» **EXTRACTED DATA**:
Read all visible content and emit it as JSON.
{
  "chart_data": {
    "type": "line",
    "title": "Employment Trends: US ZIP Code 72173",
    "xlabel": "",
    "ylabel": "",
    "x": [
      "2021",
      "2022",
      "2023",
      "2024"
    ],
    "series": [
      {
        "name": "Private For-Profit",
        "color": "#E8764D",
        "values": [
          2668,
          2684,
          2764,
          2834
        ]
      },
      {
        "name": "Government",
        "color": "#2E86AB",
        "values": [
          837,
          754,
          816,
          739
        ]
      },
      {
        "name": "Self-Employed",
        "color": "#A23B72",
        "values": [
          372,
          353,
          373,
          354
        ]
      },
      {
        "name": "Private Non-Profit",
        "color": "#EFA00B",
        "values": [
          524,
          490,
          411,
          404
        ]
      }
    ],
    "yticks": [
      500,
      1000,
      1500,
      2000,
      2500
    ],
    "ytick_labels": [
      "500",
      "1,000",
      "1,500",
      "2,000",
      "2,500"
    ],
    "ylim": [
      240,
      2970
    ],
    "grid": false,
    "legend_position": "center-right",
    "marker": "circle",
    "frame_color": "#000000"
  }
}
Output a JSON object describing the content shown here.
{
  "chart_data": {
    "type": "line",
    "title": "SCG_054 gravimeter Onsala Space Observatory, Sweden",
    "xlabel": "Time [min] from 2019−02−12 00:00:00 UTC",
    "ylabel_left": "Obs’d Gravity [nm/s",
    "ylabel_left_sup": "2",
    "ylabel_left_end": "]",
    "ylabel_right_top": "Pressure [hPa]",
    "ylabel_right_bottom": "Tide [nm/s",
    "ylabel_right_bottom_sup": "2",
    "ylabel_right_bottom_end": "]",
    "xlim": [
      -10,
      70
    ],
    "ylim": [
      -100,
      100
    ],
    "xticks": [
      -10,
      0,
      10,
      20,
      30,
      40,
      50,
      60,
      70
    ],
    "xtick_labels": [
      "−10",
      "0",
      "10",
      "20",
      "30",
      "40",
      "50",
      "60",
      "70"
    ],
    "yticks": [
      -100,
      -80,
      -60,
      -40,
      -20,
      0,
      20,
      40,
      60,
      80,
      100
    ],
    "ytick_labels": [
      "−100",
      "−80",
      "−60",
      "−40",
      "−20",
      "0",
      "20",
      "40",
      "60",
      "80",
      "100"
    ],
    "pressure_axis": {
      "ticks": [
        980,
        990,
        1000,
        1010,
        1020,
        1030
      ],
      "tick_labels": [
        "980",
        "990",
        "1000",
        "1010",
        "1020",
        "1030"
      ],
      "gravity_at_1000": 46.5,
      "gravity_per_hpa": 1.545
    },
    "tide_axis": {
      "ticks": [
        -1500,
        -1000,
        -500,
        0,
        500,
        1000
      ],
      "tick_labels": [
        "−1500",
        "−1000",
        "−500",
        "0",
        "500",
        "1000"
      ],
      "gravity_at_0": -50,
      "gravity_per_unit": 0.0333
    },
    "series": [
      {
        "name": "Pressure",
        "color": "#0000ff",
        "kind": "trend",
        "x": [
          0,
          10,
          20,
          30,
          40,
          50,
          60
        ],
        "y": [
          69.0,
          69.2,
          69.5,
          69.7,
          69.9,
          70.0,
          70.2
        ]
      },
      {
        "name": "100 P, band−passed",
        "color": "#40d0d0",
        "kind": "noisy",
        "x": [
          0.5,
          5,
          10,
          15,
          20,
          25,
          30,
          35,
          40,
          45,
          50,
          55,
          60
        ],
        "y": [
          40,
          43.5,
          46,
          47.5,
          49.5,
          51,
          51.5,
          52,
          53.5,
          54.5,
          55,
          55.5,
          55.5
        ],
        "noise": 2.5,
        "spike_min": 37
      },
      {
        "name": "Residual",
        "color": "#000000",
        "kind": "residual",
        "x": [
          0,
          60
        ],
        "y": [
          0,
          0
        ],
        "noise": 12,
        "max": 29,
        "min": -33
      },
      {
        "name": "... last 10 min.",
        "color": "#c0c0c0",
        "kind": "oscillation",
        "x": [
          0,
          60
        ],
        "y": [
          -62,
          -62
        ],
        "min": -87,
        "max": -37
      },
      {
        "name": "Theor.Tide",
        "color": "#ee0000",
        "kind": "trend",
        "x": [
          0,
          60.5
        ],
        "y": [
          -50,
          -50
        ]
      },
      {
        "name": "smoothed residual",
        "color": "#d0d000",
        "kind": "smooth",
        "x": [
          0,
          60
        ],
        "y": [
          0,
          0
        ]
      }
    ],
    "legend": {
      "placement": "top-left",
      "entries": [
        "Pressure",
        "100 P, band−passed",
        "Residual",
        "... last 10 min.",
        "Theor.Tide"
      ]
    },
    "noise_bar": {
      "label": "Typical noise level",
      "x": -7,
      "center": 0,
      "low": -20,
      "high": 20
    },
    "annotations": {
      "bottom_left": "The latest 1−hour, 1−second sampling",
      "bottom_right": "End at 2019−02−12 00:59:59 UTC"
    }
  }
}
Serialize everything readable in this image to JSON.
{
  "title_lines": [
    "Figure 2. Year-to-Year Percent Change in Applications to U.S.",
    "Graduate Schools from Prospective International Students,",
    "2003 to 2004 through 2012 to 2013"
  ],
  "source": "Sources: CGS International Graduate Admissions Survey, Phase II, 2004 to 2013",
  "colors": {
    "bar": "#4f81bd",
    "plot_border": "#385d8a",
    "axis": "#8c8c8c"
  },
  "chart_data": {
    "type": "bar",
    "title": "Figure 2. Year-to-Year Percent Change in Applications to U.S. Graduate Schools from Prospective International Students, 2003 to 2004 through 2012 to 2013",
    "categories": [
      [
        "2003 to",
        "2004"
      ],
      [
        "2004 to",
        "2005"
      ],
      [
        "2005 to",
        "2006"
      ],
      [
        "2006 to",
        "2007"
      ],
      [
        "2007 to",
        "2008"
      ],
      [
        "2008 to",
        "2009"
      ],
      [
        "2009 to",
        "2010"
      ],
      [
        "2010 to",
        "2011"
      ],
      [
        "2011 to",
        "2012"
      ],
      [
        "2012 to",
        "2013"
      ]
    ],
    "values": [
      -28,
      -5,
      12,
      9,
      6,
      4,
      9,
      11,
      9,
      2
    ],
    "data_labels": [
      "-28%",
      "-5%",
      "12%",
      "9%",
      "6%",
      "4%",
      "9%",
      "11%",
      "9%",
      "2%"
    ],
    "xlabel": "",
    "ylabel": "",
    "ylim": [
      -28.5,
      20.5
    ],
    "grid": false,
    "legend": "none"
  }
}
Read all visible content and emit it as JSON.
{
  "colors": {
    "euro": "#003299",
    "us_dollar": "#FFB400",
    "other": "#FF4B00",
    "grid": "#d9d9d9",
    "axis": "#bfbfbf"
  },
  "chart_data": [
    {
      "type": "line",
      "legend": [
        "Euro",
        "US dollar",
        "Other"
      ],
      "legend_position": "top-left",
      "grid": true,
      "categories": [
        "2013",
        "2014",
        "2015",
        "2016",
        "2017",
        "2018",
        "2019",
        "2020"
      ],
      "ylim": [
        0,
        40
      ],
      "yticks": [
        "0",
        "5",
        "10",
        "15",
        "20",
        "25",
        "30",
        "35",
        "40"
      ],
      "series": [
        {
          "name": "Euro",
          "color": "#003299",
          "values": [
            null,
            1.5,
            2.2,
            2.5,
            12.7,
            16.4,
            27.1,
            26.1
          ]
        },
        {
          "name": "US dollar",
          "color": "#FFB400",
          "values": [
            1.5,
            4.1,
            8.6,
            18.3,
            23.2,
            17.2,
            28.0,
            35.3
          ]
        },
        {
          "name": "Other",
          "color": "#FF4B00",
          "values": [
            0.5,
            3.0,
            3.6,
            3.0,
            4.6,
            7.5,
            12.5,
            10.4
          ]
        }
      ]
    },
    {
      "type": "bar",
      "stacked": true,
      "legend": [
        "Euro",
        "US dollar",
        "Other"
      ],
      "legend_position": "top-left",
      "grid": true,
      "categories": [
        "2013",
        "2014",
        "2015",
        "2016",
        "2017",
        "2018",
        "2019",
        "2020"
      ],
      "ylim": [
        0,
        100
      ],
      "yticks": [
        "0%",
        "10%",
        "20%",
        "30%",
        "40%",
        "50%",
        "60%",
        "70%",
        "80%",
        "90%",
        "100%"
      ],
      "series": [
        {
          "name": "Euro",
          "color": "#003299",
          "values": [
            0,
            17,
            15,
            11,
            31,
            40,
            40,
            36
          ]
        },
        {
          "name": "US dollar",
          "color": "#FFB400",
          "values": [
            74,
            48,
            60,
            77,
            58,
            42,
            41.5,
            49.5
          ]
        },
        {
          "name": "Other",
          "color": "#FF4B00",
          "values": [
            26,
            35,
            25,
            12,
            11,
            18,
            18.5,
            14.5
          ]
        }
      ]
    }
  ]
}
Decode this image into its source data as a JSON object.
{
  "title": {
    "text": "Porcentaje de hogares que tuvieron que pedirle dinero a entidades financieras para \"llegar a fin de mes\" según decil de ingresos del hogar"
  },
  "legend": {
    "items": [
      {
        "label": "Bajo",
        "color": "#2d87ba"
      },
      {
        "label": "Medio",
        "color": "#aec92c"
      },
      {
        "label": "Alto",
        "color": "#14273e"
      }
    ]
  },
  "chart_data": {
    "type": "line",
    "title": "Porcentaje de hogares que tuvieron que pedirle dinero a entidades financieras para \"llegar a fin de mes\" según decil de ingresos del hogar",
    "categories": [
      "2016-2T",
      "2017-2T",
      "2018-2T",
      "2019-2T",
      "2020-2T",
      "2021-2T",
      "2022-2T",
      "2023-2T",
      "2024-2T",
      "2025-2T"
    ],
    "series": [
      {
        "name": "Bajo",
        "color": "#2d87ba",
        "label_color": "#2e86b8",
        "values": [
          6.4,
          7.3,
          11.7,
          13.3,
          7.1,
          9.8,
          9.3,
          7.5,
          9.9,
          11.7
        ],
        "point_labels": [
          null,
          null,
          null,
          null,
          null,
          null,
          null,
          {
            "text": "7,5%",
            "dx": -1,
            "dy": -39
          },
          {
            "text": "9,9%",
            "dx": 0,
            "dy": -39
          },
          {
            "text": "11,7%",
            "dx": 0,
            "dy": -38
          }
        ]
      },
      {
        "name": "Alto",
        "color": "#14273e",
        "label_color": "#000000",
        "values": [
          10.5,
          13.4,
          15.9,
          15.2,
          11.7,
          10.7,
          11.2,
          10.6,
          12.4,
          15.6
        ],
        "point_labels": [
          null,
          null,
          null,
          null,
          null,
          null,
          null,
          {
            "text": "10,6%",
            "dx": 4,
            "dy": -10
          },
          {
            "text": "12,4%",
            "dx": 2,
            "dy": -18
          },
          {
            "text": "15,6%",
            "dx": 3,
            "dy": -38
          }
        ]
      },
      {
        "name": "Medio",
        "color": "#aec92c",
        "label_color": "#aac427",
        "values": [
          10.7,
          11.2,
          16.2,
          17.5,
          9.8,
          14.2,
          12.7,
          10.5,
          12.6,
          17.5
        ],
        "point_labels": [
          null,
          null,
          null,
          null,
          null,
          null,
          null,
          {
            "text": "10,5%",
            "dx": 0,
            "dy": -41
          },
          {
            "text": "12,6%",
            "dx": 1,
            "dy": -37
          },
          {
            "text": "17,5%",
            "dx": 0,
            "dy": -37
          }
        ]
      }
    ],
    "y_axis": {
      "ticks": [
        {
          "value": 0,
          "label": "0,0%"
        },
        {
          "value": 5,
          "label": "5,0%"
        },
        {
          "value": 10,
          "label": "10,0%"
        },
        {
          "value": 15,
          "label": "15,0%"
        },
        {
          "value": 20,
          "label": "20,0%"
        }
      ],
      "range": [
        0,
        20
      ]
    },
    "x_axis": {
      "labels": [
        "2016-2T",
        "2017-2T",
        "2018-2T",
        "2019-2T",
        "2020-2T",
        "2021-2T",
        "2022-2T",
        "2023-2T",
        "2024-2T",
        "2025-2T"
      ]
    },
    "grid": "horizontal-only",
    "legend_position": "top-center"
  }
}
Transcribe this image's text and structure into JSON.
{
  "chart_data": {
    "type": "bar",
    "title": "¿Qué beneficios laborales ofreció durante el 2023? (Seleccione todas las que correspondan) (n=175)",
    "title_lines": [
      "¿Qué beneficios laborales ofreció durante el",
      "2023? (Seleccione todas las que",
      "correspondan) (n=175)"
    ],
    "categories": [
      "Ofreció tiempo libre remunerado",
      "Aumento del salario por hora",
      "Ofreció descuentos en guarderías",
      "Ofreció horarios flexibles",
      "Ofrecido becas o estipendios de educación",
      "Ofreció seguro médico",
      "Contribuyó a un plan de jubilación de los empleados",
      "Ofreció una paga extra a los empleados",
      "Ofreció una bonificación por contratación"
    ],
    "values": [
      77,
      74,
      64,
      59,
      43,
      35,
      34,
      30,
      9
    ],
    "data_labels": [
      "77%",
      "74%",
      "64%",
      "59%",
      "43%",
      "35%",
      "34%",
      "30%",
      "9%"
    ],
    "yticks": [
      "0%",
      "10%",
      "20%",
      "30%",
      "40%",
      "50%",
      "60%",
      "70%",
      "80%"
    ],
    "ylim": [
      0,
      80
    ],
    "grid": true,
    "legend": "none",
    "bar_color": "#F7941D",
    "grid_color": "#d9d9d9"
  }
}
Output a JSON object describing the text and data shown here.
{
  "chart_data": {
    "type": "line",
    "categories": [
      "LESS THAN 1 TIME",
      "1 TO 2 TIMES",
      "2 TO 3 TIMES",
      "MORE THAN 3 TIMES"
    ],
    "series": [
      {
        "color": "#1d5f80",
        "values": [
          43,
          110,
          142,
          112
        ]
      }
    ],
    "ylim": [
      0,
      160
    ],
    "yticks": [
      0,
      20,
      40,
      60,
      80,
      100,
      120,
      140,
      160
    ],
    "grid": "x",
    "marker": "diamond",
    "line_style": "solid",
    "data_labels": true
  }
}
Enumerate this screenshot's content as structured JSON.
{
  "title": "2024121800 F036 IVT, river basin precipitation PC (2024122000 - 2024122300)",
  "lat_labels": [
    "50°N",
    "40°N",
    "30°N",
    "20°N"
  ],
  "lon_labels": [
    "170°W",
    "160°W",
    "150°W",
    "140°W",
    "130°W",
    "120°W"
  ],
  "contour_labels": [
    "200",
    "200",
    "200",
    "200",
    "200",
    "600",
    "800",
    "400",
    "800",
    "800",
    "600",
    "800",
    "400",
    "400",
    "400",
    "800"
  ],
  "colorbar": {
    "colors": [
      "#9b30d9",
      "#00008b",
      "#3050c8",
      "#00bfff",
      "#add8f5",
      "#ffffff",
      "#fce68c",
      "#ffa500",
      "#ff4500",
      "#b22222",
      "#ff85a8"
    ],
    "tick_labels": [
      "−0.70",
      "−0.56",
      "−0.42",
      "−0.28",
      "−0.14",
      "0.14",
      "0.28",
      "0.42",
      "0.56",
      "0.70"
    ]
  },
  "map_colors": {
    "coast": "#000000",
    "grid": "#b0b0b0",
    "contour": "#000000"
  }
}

» **REQUIRED TASK**: Take the line with "Enumerate this screenshot's" and all lines after it through the end of the records, and write them out exactly; include nothing else.

» **RESPONSE TO THIS EXERCISE**:
Enumerate this screenshot's content as structured JSON.
{
  "title": "2024121800 F036 IVT, river basin precipitation PC (2024122000 - 2024122300)",
  "lat_labels": [
    "50°N",
    "40°N",
    "30°N",
    "20°N"
  ],
  "lon_labels": [
    "170°W",
    "160°W",
    "150°W",
    "140°W",
    "130°W",
    "120°W"
  ],
  "contour_labels": [
    "200",
    "200",
    "200",
    "200",
    "200",
    "600",
    "800",
    "400",
    "800",
    "800",
    "600",
    "800",
    "400",
    "400",
    "400",
    "800"
  ],
  "colorbar": {
    "colors": [
      "#9b30d9",
      "#00008b",
      "#3050c8",
      "#00bfff",
      "#add8f5",
      "#ffffff",
      "#fce68c",
      "#ffa500",
      "#ff4500",
      "#b22222",
      "#ff85a8"
    ],
    "tick_labels": [
      "−0.70",
      "−0.56",
      "−0.42",
      "−0.28",
      "−0.14",
      "0.14",
      "0.28",
      "0.42",
      "0.56",
      "0.70"
    ]
  },
  "map_colors": {
    "coast": "#000000",
    "grid": "#b0b0b0",
    "contour": "#000000"
  }
}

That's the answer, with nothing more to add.